▸ Stated exercise: Go through the lines below. Copy those with "若损失功率不变".

○ ○ ○ ○ ○

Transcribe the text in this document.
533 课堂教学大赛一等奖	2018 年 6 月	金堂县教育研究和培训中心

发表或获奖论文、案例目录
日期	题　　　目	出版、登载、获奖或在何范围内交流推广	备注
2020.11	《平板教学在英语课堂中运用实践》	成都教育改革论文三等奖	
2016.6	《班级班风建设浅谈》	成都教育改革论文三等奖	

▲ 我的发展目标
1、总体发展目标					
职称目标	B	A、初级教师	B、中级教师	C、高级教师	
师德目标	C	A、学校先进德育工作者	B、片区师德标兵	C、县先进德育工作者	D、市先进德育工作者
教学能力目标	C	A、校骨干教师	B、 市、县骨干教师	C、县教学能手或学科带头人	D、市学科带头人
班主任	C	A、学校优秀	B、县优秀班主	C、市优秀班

○ ○ ○ ○ ○

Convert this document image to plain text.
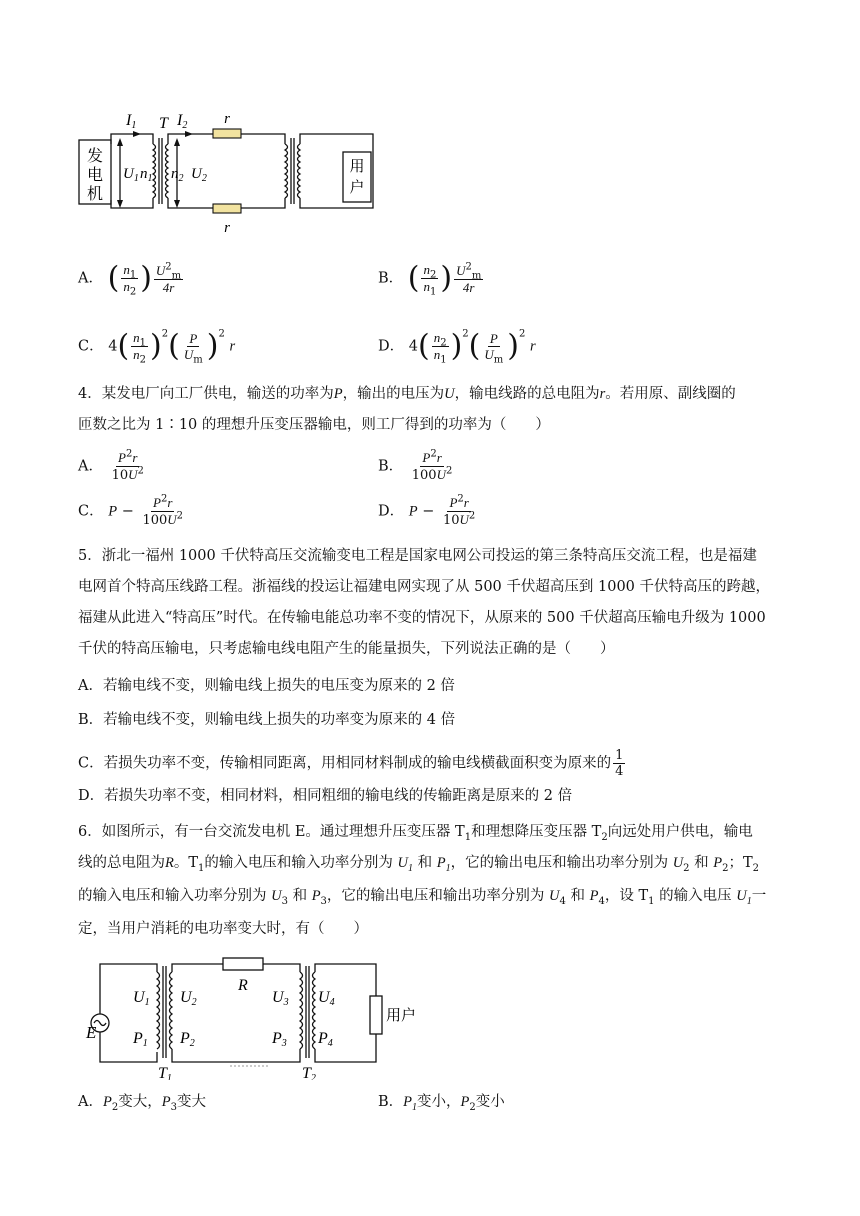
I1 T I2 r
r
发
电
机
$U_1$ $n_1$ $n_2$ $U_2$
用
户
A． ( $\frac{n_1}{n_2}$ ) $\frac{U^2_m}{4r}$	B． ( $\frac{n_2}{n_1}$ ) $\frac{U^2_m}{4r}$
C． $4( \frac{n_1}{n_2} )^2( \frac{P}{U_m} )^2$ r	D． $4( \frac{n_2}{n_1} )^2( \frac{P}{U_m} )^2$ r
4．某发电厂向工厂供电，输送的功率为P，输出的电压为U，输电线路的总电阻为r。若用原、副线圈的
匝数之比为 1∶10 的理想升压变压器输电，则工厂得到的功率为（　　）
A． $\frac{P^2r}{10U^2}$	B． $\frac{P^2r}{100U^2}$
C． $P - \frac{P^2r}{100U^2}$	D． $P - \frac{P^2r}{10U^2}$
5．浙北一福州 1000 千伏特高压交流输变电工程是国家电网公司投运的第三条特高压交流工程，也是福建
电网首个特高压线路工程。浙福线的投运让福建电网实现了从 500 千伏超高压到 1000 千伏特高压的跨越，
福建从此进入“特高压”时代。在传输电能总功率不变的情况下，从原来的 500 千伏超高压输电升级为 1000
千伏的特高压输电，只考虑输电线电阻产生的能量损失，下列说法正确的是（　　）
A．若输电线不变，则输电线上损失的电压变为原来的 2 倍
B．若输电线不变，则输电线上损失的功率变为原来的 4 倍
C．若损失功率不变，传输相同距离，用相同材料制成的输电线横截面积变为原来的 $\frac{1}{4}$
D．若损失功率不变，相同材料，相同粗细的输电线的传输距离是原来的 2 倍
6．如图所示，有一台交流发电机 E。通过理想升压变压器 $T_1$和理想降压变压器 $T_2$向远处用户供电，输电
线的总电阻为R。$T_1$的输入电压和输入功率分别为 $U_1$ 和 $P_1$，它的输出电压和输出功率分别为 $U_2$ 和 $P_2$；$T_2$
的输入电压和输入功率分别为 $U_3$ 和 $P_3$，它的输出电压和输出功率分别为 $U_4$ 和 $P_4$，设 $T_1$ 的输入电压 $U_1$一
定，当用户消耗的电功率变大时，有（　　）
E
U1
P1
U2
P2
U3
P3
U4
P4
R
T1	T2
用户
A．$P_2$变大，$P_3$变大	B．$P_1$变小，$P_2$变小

○ ○ ○ ○ ○

▸ Answer to the problem:
C．若损失功率不变，传输相同距离，用相同材料制成的输电线横截面积变为原来的 $\frac{1}{4}$
D．若损失功率不变，相同材料，相同粗细的输电线的传输距离是原来的 2 倍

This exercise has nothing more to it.